GIVEN DATA:
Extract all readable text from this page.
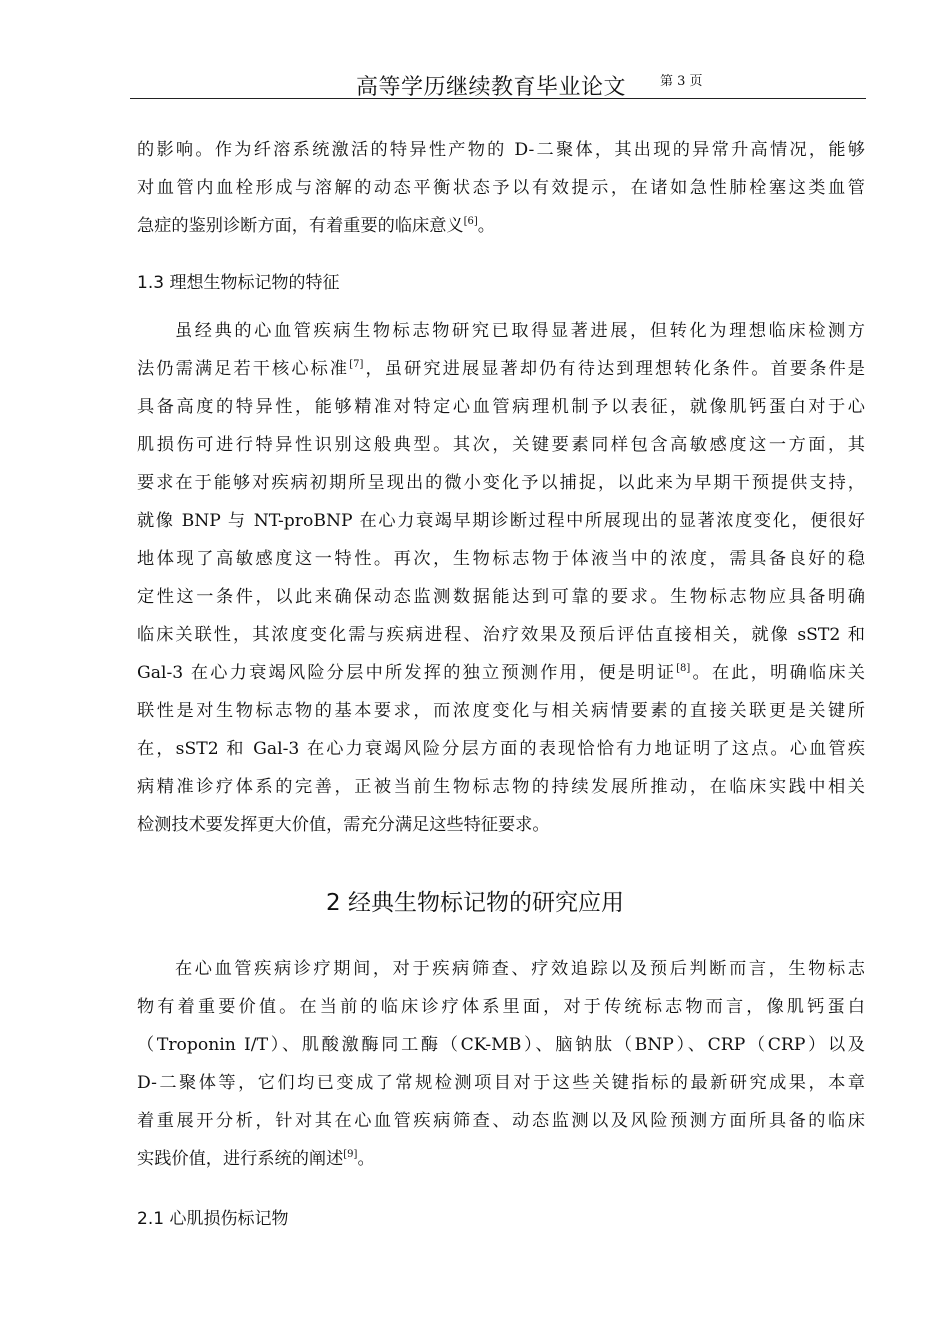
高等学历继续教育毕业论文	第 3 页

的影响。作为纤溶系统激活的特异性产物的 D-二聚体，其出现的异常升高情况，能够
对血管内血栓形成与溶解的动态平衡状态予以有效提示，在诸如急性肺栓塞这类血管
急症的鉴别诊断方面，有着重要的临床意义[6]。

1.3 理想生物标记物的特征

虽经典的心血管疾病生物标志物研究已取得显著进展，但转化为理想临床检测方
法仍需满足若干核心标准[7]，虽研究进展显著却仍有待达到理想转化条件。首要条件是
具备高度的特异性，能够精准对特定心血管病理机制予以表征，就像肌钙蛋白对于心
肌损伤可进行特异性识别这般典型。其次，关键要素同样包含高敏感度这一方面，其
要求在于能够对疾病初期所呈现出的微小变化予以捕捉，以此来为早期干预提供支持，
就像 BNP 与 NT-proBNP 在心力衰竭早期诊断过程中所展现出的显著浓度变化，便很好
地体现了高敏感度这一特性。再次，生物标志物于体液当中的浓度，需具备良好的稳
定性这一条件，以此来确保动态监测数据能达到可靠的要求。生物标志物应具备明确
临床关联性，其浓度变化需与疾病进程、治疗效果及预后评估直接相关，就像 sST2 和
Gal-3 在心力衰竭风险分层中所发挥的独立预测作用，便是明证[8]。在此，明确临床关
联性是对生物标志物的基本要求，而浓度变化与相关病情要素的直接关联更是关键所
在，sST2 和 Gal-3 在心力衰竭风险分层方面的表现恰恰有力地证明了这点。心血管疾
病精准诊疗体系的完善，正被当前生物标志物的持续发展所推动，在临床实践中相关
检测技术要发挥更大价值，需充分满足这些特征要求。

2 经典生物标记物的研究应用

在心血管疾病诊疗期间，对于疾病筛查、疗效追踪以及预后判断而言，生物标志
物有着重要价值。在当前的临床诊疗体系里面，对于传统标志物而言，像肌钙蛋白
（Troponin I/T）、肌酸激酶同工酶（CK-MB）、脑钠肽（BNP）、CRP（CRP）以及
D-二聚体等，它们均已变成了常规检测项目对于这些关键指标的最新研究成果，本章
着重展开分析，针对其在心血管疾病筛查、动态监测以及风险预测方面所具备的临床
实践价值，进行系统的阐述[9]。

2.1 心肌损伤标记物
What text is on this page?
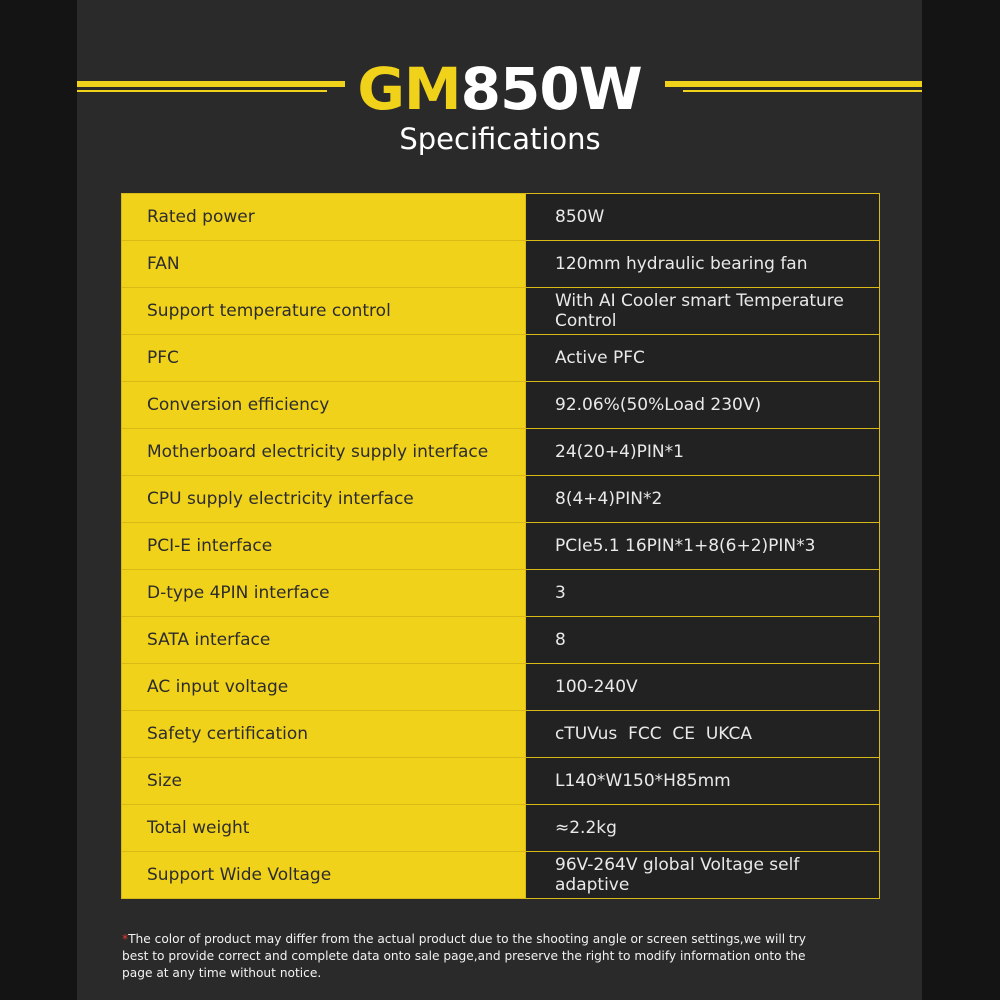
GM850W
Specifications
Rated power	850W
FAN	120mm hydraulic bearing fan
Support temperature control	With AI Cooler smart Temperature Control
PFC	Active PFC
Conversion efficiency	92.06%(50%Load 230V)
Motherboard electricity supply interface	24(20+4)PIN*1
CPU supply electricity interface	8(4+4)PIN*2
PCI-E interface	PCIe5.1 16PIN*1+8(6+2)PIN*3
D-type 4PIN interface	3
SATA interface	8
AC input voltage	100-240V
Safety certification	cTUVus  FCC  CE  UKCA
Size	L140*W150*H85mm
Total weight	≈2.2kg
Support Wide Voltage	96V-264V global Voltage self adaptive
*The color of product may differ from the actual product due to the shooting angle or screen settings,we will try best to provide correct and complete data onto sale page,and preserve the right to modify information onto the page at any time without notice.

...

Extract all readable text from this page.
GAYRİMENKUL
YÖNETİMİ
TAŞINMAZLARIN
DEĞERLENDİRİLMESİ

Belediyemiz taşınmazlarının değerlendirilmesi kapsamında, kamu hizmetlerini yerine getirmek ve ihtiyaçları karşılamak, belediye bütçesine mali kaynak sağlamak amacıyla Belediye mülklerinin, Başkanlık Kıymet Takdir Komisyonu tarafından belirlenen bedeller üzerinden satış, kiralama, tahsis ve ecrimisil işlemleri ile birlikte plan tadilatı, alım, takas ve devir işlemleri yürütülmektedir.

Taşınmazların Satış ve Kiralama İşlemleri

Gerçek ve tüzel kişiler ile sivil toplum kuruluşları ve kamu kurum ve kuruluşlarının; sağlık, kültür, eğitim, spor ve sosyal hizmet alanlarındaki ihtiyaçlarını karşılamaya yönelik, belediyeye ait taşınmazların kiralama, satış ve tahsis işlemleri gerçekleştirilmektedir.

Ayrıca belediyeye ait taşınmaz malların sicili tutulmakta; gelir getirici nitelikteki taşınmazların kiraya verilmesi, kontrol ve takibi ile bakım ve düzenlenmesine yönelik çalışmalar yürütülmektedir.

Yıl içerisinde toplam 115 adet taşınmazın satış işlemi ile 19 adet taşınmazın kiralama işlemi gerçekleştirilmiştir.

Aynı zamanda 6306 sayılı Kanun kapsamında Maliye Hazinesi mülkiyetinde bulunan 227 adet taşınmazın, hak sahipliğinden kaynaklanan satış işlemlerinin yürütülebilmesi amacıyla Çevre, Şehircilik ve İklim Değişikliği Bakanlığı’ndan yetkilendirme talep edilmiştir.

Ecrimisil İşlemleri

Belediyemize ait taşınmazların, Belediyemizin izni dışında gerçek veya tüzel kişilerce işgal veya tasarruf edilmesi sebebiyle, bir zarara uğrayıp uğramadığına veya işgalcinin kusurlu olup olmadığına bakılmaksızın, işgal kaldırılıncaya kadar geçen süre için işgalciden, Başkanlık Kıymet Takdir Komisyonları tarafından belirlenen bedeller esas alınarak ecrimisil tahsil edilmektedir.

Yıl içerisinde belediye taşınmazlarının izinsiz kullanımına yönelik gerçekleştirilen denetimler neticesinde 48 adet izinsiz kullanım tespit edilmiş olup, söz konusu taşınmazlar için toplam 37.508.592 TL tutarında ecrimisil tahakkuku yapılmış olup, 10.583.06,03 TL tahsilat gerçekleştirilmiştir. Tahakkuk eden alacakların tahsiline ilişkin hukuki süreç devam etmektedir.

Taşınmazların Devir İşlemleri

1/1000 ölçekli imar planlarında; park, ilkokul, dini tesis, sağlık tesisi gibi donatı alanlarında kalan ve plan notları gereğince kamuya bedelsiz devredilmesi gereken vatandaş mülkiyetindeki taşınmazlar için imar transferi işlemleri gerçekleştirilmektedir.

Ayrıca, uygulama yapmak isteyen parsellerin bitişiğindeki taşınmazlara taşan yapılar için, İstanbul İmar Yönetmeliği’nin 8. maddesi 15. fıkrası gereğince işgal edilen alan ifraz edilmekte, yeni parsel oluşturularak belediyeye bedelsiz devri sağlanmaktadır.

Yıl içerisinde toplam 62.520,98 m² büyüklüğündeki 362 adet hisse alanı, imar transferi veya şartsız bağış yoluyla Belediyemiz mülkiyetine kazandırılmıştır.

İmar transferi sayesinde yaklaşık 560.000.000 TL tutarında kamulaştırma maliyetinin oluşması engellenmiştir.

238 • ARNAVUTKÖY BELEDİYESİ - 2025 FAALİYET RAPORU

EXERCISE TASK: Pull out the lines above in which the word "İşlemleri" appears.

FINAL RESULT:
Taşınmazların Satış ve Kiralama İşlemleri
Ecrimisil İşlemleri
Taşınmazların Devir İşlemleri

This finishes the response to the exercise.